━━ Records

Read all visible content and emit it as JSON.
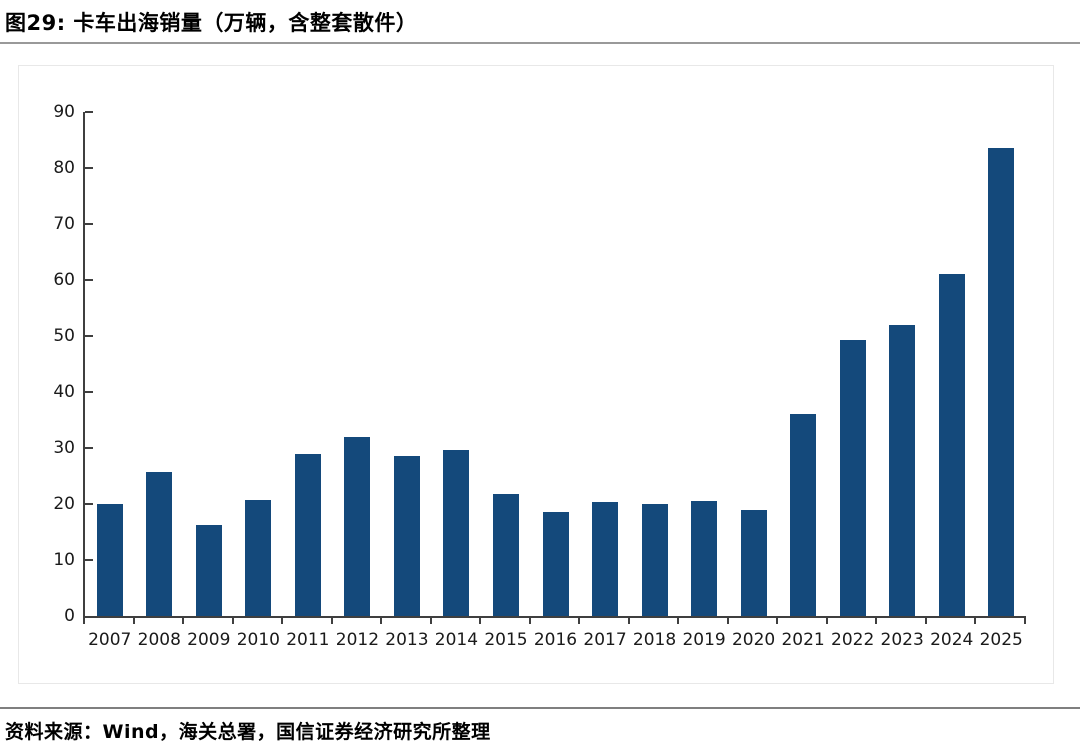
{
  "figure": {
    "title": "图29: 卡车出海销量（万辆，含整套散件）",
    "source": "资料来源：Wind，海关总署，国信证券经济研究所整理"
  },
  "chart_data": {
    "type": "bar",
    "title": "卡车出海销量（万辆，含整套散件）",
    "categories": [
      "2007",
      "2008",
      "2009",
      "2010",
      "2011",
      "2012",
      "2013",
      "2014",
      "2015",
      "2016",
      "2017",
      "2018",
      "2019",
      "2020",
      "2021",
      "2022",
      "2023",
      "2024",
      "2025"
    ],
    "values": [
      20.0,
      25.8,
      16.2,
      20.8,
      29.0,
      32.0,
      28.5,
      29.6,
      21.8,
      18.6,
      20.4,
      20.0,
      20.6,
      19.0,
      36.0,
      49.3,
      52.0,
      61.0,
      83.5
    ],
    "xlabel": "",
    "ylabel": "",
    "ylim": [
      0,
      90
    ],
    "yticks": [
      0,
      10,
      20,
      30,
      40,
      50,
      60,
      70,
      80,
      90
    ],
    "grid": false,
    "legend": "none",
    "bar_color": "#14497B"
  },
  "colors": {
    "bar": "#14497B",
    "axis": "#3f3f3f",
    "tick_text": "#1a1a1a",
    "title_rule": "#999999",
    "footer_rule": "#7f7f7f",
    "chart_border": "#e8e8e8"
  }
}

━━━━

Exercise requirements =
Extract, from the material above, each line holding the word "卡车出海销量".

Solution below =
    "title": "图29: 卡车出海销量（万辆，含整套散件）",
    "title": "卡车出海销量（万辆，含整套散件）",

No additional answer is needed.